_Description of the task_
Could you output each line of the data that follows exactly?

_Collected data entries_

************

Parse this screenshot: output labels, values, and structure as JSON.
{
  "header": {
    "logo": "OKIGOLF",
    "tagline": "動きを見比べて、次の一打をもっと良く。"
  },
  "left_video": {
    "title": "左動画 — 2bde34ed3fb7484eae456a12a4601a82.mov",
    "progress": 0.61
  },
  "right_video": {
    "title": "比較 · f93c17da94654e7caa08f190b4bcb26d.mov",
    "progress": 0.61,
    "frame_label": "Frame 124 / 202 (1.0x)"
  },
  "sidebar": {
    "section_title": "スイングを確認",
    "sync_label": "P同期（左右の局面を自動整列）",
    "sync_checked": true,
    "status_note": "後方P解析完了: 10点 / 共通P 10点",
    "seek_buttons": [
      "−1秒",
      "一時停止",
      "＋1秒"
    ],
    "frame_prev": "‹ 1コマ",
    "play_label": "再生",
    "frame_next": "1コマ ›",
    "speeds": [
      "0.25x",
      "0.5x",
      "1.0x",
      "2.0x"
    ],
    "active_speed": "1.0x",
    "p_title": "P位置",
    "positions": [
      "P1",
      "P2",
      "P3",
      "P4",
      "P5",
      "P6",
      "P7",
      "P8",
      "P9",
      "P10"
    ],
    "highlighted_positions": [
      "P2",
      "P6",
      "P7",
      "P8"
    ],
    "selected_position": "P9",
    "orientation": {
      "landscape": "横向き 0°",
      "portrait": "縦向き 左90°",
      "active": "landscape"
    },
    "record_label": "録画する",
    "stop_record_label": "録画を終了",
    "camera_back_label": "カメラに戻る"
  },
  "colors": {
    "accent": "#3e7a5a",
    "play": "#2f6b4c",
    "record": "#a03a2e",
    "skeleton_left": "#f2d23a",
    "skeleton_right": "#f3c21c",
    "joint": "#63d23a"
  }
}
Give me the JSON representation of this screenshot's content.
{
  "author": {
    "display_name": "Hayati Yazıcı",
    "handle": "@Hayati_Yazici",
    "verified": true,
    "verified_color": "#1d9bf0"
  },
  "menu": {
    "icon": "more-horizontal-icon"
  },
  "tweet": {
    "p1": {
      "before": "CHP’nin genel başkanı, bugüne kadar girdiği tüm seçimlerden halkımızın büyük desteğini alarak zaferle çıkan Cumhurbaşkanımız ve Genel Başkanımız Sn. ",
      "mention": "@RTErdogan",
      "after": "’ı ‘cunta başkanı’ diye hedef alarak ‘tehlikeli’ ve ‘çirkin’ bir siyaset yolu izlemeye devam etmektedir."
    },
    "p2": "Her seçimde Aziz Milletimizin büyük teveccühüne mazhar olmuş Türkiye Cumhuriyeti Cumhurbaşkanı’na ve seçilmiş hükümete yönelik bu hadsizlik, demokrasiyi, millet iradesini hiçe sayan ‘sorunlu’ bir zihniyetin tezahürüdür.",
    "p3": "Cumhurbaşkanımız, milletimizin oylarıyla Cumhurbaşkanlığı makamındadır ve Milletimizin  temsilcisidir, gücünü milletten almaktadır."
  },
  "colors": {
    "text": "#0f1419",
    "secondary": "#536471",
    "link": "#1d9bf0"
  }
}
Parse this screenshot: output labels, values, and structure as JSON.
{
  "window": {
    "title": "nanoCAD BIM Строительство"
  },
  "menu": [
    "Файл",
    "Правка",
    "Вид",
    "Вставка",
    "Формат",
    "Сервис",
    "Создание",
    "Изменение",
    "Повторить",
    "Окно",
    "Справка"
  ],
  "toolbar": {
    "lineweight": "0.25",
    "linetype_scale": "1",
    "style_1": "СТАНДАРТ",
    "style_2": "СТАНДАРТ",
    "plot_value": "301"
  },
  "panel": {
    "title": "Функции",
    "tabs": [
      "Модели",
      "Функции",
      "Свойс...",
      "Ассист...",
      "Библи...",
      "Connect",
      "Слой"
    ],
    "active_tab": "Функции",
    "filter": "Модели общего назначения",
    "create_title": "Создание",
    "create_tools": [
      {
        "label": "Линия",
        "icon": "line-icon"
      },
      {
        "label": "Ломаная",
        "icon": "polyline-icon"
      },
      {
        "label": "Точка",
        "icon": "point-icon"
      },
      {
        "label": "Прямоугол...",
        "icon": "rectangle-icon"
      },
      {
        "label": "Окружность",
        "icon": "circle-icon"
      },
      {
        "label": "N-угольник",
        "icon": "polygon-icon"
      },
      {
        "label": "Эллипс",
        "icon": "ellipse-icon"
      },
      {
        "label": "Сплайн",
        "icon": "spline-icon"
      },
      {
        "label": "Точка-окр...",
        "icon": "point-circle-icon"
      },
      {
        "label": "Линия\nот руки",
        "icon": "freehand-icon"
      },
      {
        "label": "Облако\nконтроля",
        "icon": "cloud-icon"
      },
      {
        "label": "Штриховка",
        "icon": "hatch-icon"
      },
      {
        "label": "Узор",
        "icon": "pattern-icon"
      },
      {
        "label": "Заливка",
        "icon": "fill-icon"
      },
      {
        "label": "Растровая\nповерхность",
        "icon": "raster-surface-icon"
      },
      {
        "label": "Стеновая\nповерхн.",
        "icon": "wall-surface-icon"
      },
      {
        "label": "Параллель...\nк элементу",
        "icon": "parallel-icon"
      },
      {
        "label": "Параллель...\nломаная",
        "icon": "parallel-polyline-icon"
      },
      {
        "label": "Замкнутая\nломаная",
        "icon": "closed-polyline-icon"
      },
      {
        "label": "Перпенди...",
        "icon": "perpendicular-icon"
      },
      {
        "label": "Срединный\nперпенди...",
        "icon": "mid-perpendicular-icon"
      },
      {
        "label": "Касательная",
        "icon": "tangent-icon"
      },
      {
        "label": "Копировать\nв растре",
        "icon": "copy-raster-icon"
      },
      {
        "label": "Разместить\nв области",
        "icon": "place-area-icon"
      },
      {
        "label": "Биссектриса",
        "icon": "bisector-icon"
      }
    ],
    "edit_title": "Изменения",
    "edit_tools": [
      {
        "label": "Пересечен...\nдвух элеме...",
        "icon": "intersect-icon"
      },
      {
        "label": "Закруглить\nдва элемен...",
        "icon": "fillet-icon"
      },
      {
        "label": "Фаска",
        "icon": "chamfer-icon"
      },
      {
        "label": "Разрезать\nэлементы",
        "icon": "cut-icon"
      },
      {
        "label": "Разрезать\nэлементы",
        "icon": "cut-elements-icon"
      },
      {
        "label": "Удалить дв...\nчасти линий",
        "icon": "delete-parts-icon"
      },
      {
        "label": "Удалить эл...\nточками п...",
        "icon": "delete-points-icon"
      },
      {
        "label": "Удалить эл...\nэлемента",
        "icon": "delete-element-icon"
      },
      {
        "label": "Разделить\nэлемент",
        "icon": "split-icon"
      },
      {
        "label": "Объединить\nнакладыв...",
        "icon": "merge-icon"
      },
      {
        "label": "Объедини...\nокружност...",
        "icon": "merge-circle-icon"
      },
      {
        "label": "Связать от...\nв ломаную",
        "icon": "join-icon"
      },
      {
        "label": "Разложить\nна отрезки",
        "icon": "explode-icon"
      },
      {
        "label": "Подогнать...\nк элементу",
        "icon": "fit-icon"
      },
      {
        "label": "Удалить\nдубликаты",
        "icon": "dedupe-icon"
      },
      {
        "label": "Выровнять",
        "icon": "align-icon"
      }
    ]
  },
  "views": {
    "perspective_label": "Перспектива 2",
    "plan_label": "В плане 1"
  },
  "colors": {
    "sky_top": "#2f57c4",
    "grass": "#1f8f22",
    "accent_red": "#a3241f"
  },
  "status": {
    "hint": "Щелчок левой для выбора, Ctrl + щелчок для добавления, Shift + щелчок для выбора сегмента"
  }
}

************

_Response below_
Parse this screenshot: output labels, values, and structure as JSON.
{
  "header": {
    "logo": "OKIGOLF",
    "tagline": "動きを見比べて、次の一打をもっと良く。"
  },
  "left_video": {
    "title": "左動画 — 2bde34ed3fb7484eae456a12a4601a82.mov",
    "progress": 0.61
  },
  "right_video": {
    "title": "比較 · f93c17da94654e7caa08f190b4bcb26d.mov",
    "progress": 0.61,
    "frame_label": "Frame 124 / 202 (1.0x)"
  },
  "sidebar": {
    "section_title": "スイングを確認",
    "sync_label": "P同期（左右の局面を自動整列）",
    "sync_checked": true,
    "status_note": "後方P解析完了: 10点 / 共通P 10点",
    "seek_buttons": [
      "−1秒",
      "一時停止",
      "＋1秒"
    ],
    "frame_prev": "‹ 1コマ",
    "play_label": "再生",
    "frame_next": "1コマ ›",
    "speeds": [
      "0.25x",
      "0.5x",
      "1.0x",
      "2.0x"
    ],
    "active_speed": "1.0x",
    "p_title": "P位置",
    "positions": [
      "P1",
      "P2",
      "P3",
      "P4",
      "P5",
      "P6",
      "P7",
      "P8",
      "P9",
      "P10"
    ],
    "highlighted_positions": [
      "P2",
      "P6",
      "P7",
      "P8"
    ],
    "selected_position": "P9",
    "orientation": {
      "landscape": "横向き 0°",
      "portrait": "縦向き 左90°",
      "active": "landscape"
    },
    "record_label": "録画する",
    "stop_record_label": "録画を終了",
    "camera_back_label": "カメラに戻る"
  },
  "colors": {
    "accent": "#3e7a5a",
    "play": "#2f6b4c",
    "record": "#a03a2e",
    "skeleton_left": "#f2d23a",
    "skeleton_right": "#f3c21c",
    "joint": "#63d23a"
  }
}
Give me the JSON representation of this screenshot's content.
{
  "author": {
    "display_name": "Hayati Yazıcı",
    "handle": "@Hayati_Yazici",
    "verified": true,
    "verified_color": "#1d9bf0"
  },
  "menu": {
    "icon": "more-horizontal-icon"
  },
  "tweet": {
    "p1": {
      "before": "CHP’nin genel başkanı, bugüne kadar girdiği tüm seçimlerden halkımızın büyük desteğini alarak zaferle çıkan Cumhurbaşkanımız ve Genel Başkanımız Sn. ",
      "mention": "@RTErdogan",
      "after": "’ı ‘cunta başkanı’ diye hedef alarak ‘tehlikeli’ ve ‘çirkin’ bir siyaset yolu izlemeye devam etmektedir."
    },
    "p2": "Her seçimde Aziz Milletimizin büyük teveccühüne mazhar olmuş Türkiye Cumhuriyeti Cumhurbaşkanı’na ve seçilmiş hükümete yönelik bu hadsizlik, demokrasiyi, millet iradesini hiçe sayan ‘sorunlu’ bir zihniyetin tezahürüdür.",
    "p3": "Cumhurbaşkanımız, milletimizin oylarıyla Cumhurbaşkanlığı makamındadır ve Milletimizin  temsilcisidir, gücünü milletten almaktadır."
  },
  "colors": {
    "text": "#0f1419",
    "secondary": "#536471",
    "link": "#1d9bf0"
  }
}
Parse this screenshot: output labels, values, and structure as JSON.
{
  "window": {
    "title": "nanoCAD BIM Строительство"
  },
  "menu": [
    "Файл",
    "Правка",
    "Вид",
    "Вставка",
    "Формат",
    "Сервис",
    "Создание",
    "Изменение",
    "Повторить",
    "Окно",
    "Справка"
  ],
  "toolbar": {
    "lineweight": "0.25",
    "linetype_scale": "1",
    "style_1": "СТАНДАРТ",
    "style_2": "СТАНДАРТ",
    "plot_value": "301"
  },
  "panel": {
    "title": "Функции",
    "tabs": [
      "Модели",
      "Функции",
      "Свойс...",
      "Ассист...",
      "Библи...",
      "Connect",
      "Слой"
    ],
    "active_tab": "Функции",
    "filter": "Модели общего назначения",
    "create_title": "Создание",
    "create_tools": [
      {
        "label": "Линия",
        "icon": "line-icon"
      },
      {
        "label": "Ломаная",
        "icon": "polyline-icon"
      },
      {
        "label": "Точка",
        "icon": "point-icon"
      },
      {
        "label": "Прямоугол...",
        "icon": "rectangle-icon"
      },
      {
        "label": "Окружность",
        "icon": "circle-icon"
      },
      {
        "label": "N-угольник",
        "icon": "polygon-icon"
      },
      {
        "label": "Эллипс",
        "icon": "ellipse-icon"
      },
      {
        "label": "Сплайн",
        "icon": "spline-icon"
      },
      {
        "label": "Точка-окр...",
        "icon": "point-circle-icon"
      },
      {
        "label": "Линия\nот руки",
        "icon": "freehand-icon"
      },
      {
        "label": "Облако\nконтроля",
        "icon": "cloud-icon"
      },
      {
        "label": "Штриховка",
        "icon": "hatch-icon"
      },
      {
        "label": "Узор",
        "icon": "pattern-icon"
      },
      {
        "label": "Заливка",
        "icon": "fill-icon"
      },
      {
        "label": "Растровая\nповерхность",
        "icon": "raster-surface-icon"
      },
      {
        "label": "Стеновая\nповерхн.",
        "icon": "wall-surface-icon"
      },
      {
        "label": "Параллель...\nк элементу",
        "icon": "parallel-icon"
      },
      {
        "label": "Параллель...\nломаная",
        "icon": "parallel-polyline-icon"
      },
      {
        "label": "Замкнутая\nломаная",
        "icon": "closed-polyline-icon"
      },
      {
        "label": "Перпенди...",
        "icon": "perpendicular-icon"
      },
      {
        "label": "Срединный\nперпенди...",
        "icon": "mid-perpendicular-icon"
      },
      {
        "label": "Касательная",
        "icon": "tangent-icon"
      },
      {
        "label": "Копировать\nв растре",
        "icon": "copy-raster-icon"
      },
      {
        "label": "Разместить\nв области",
        "icon": "place-area-icon"
      },
      {
        "label": "Биссектриса",
        "icon": "bisector-icon"
      }
    ],
    "edit_title": "Изменения",
    "edit_tools": [
      {
        "label": "Пересечен...\nдвух элеме...",
        "icon": "intersect-icon"
      },
      {
        "label": "Закруглить\nдва элемен...",
        "icon": "fillet-icon"
      },
      {
        "label": "Фаска",
        "icon": "chamfer-icon"
      },
      {
        "label": "Разрезать\nэлементы",
        "icon": "cut-icon"
      },
      {
        "label": "Разрезать\nэлементы",
        "icon": "cut-elements-icon"
      },
      {
        "label": "Удалить дв...\nчасти линий",
        "icon": "delete-parts-icon"
      },
      {
        "label": "Удалить эл...\nточками п...",
        "icon": "delete-points-icon"
      },
      {
        "label": "Удалить эл...\nэлемента",
        "icon": "delete-element-icon"
      },
      {
        "label": "Разделить\nэлемент",
        "icon": "split-icon"
      },
      {
        "label": "Объединить\nнакладыв...",
        "icon": "merge-icon"
      },
      {
        "label": "Объедини...\nокружност...",
        "icon": "merge-circle-icon"
      },
      {
        "label": "Связать от...\nв ломаную",
        "icon": "join-icon"
      },
      {
        "label": "Разложить\nна отрезки",
        "icon": "explode-icon"
      },
      {
        "label": "Подогнать...\nк элементу",
        "icon": "fit-icon"
      },
      {
        "label": "Удалить\nдубликаты",
        "icon": "dedupe-icon"
      },
      {
        "label": "Выровнять",
        "icon": "align-icon"
      }
    ]
  },
  "views": {
    "perspective_label": "Перспектива 2",
    "plan_label": "В плане 1"
  },
  "colors": {
    "sky_top": "#2f57c4",
    "grass": "#1f8f22",
    "accent_red": "#a3241f"
  },
  "status": {
    "hint": "Щелчок левой для выбора, Ctrl + щелчок для добавления, Shift + щелчок для выбора сегмента"
  }
}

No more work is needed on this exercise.